OBJECTIVE
Work out how many lines in the entries contain the string "NEWTON", and give nothing but that number.

════════════════════

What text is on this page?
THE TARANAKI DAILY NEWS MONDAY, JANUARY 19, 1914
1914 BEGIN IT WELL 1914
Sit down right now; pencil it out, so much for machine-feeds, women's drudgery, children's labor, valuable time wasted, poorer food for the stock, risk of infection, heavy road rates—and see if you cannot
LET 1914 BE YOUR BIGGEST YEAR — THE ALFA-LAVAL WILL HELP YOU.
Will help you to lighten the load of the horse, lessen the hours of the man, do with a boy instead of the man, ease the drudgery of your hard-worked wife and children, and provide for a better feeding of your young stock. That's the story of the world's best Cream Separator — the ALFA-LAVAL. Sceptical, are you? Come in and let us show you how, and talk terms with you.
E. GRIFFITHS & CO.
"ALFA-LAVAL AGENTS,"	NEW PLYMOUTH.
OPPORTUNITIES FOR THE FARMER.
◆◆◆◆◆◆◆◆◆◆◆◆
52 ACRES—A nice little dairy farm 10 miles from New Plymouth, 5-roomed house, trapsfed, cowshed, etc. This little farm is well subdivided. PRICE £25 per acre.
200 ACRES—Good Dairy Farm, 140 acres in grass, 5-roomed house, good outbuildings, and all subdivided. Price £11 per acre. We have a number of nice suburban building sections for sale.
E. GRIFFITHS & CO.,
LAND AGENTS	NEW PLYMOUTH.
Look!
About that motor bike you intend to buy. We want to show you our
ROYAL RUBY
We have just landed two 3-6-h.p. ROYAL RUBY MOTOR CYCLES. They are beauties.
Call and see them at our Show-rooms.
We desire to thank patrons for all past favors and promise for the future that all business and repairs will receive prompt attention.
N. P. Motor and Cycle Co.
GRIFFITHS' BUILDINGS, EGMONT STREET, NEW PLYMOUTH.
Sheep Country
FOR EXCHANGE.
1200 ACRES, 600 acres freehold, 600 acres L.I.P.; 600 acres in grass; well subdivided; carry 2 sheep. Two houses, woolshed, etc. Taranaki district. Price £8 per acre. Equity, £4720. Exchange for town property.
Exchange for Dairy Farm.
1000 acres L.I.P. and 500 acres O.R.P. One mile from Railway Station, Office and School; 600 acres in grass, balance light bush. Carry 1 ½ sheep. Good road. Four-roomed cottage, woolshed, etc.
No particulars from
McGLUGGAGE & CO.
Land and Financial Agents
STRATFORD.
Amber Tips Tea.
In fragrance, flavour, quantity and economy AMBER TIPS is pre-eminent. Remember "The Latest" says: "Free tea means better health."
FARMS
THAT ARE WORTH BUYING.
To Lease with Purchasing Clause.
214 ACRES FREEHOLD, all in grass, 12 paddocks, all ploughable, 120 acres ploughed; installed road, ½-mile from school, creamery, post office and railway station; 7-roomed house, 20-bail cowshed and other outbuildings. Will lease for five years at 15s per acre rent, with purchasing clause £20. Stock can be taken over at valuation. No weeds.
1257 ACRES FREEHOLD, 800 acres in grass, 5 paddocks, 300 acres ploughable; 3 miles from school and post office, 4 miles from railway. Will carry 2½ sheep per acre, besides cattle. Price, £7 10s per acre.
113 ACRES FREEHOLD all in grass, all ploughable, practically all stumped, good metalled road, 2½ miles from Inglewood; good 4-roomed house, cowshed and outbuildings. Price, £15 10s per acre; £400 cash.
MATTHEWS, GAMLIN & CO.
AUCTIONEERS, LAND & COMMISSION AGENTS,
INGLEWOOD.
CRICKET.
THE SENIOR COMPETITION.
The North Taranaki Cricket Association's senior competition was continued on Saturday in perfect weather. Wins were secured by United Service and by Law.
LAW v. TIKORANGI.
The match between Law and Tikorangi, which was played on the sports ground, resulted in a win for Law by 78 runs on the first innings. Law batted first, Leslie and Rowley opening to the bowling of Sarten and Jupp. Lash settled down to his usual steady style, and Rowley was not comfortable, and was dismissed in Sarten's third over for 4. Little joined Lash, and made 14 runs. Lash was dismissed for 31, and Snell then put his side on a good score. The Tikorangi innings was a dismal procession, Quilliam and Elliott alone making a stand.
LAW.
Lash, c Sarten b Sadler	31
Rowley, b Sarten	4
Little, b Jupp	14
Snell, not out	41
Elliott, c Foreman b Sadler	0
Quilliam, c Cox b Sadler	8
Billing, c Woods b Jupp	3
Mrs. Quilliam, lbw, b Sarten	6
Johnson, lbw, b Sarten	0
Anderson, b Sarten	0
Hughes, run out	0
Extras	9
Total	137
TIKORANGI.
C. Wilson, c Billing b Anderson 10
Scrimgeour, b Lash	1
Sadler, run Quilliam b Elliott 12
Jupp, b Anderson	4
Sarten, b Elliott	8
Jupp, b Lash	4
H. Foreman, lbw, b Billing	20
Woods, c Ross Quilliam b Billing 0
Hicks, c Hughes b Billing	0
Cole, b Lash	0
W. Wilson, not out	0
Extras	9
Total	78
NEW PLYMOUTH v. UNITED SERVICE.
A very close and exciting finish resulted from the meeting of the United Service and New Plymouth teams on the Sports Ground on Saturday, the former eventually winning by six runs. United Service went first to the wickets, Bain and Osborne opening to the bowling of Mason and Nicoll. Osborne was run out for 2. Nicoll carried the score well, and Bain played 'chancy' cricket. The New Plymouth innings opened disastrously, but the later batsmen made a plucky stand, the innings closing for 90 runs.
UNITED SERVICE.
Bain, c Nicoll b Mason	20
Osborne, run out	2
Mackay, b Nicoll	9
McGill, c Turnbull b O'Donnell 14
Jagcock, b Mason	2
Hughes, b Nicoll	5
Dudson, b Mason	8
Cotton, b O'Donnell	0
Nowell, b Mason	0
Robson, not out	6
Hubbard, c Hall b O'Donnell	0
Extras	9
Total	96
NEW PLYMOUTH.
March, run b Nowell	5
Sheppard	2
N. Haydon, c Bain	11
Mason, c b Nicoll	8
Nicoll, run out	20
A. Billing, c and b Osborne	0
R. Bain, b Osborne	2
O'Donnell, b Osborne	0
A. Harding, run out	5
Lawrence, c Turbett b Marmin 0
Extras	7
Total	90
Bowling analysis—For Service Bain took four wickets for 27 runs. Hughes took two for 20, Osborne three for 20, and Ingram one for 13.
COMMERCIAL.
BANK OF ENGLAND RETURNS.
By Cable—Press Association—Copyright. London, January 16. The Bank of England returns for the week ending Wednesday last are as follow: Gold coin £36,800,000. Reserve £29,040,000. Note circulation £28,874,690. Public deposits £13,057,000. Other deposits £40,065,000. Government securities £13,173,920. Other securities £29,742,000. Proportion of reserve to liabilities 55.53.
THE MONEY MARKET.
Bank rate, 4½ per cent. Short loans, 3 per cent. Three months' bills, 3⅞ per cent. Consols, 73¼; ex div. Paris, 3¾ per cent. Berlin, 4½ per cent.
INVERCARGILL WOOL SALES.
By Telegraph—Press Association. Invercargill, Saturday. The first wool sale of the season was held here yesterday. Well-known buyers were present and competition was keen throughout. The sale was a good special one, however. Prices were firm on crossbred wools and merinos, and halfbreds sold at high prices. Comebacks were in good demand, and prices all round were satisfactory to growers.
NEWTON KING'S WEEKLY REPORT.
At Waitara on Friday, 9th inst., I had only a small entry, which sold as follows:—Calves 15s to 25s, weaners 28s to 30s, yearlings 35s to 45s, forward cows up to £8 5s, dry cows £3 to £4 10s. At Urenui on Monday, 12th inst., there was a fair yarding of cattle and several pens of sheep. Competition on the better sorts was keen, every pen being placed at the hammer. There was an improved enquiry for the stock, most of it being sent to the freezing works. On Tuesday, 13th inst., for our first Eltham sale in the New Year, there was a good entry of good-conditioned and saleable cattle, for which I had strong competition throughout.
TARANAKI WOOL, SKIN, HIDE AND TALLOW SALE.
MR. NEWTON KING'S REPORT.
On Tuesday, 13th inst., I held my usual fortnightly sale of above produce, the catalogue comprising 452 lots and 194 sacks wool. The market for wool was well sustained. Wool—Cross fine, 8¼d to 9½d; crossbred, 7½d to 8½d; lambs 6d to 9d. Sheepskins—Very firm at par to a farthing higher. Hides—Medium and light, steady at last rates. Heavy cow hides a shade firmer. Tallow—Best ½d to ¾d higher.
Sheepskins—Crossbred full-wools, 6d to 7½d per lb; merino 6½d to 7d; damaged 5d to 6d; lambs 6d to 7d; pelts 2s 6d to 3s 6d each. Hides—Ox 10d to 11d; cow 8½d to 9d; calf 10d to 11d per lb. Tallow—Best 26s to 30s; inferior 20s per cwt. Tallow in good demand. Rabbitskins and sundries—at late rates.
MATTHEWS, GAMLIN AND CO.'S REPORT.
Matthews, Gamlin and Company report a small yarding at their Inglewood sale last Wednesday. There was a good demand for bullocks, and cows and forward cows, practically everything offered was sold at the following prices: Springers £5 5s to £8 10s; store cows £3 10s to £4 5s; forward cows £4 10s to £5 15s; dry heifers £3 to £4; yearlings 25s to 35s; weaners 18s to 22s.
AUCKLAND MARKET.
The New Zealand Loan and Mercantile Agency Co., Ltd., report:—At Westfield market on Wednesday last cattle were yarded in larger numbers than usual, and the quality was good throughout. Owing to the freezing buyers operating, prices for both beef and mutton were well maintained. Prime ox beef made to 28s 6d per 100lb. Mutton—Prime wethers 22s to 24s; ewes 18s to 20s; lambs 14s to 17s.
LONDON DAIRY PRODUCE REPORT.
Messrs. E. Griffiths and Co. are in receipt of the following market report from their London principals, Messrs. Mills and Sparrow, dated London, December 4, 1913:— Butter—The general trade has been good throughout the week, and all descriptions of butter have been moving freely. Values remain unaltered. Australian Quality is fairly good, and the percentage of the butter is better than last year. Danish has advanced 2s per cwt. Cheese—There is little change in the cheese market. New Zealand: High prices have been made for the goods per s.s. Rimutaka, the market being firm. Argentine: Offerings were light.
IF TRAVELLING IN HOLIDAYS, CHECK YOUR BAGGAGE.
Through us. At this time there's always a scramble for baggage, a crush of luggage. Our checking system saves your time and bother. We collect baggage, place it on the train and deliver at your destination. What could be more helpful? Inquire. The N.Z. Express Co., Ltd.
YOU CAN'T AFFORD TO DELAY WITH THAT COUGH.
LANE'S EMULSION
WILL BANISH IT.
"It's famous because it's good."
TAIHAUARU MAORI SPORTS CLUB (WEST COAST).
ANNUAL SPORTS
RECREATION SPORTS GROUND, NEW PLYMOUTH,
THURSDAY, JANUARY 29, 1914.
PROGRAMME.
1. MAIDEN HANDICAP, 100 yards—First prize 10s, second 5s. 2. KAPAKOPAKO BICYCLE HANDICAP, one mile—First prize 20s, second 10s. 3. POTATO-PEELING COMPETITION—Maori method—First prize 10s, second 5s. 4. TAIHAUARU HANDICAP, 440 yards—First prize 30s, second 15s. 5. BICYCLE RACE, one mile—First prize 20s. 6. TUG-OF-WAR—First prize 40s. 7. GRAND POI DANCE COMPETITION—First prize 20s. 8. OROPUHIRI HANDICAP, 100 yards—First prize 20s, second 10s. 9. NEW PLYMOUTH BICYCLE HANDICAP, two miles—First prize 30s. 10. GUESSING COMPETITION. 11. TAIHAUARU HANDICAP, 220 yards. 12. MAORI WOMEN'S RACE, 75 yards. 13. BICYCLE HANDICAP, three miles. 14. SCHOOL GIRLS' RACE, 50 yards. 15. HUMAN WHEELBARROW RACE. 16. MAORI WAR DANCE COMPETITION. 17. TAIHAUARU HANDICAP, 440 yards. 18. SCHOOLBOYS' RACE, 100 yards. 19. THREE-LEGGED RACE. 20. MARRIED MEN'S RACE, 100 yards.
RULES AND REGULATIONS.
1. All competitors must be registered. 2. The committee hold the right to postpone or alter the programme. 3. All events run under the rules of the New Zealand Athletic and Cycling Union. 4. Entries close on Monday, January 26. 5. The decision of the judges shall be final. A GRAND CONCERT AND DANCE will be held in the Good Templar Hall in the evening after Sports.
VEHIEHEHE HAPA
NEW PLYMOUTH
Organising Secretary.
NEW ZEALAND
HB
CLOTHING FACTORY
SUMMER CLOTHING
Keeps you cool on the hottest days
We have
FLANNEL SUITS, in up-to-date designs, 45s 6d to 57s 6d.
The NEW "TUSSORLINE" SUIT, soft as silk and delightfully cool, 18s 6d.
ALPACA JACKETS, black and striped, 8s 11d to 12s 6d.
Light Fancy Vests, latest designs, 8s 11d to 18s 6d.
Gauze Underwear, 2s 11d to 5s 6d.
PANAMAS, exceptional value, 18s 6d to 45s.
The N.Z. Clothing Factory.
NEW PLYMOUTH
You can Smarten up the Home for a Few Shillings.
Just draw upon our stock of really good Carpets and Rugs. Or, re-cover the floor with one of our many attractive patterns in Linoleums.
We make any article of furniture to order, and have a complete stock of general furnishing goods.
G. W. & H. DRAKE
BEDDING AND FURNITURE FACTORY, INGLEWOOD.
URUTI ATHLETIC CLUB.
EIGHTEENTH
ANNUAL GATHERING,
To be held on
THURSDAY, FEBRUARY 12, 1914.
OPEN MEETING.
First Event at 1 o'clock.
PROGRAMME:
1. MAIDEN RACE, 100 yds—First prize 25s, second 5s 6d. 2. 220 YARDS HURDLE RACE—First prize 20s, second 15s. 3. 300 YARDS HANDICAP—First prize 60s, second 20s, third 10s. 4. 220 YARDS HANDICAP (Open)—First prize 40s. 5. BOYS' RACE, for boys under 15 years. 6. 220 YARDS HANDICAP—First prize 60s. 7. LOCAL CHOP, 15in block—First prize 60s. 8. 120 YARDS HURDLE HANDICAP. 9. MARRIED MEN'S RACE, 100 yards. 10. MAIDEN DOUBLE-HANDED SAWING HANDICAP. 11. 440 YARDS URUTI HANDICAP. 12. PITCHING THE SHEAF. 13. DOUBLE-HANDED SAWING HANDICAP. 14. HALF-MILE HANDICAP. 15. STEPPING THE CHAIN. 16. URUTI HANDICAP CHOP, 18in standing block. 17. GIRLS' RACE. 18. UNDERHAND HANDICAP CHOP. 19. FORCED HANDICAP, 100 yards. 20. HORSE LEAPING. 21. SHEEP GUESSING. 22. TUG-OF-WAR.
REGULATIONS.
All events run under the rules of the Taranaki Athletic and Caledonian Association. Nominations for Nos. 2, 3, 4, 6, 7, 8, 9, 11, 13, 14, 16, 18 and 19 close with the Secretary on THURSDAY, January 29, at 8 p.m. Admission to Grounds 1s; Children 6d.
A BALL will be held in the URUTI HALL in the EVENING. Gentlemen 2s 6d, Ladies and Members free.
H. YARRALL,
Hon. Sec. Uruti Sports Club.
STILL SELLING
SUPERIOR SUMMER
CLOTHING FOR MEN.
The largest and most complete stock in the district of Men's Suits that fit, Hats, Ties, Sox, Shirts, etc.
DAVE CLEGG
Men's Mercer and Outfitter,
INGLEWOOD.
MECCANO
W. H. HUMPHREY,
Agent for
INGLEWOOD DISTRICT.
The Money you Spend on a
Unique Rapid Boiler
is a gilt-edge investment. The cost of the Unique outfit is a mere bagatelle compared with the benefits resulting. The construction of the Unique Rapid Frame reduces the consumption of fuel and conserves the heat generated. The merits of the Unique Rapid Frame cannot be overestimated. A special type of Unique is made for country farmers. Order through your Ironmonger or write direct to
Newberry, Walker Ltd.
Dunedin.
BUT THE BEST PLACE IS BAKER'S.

════════════════════

THE OUTPUT
2